WORK TO DO: Report how many lines below contain the word "cycle", and give only that number.

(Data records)
(begin)

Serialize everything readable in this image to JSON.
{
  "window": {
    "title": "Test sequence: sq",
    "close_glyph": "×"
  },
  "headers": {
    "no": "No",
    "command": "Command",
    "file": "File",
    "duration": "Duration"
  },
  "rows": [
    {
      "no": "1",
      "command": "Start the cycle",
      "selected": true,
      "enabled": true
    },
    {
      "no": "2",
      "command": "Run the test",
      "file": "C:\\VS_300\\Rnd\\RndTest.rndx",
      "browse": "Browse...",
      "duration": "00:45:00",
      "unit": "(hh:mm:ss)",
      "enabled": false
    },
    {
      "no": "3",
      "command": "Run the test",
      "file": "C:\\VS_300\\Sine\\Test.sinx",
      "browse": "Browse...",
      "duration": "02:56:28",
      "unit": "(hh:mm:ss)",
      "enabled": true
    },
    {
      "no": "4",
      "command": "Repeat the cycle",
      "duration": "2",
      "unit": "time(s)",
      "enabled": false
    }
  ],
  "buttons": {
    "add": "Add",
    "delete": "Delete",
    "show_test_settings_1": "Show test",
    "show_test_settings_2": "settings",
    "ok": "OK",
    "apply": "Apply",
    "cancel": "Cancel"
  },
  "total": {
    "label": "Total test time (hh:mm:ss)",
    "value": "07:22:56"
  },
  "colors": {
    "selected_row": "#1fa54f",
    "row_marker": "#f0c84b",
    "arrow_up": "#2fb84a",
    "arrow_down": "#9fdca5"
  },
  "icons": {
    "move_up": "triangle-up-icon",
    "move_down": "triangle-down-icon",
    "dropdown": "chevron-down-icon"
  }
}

(end)

RESPONSE FOR THIS EXERCISE: 2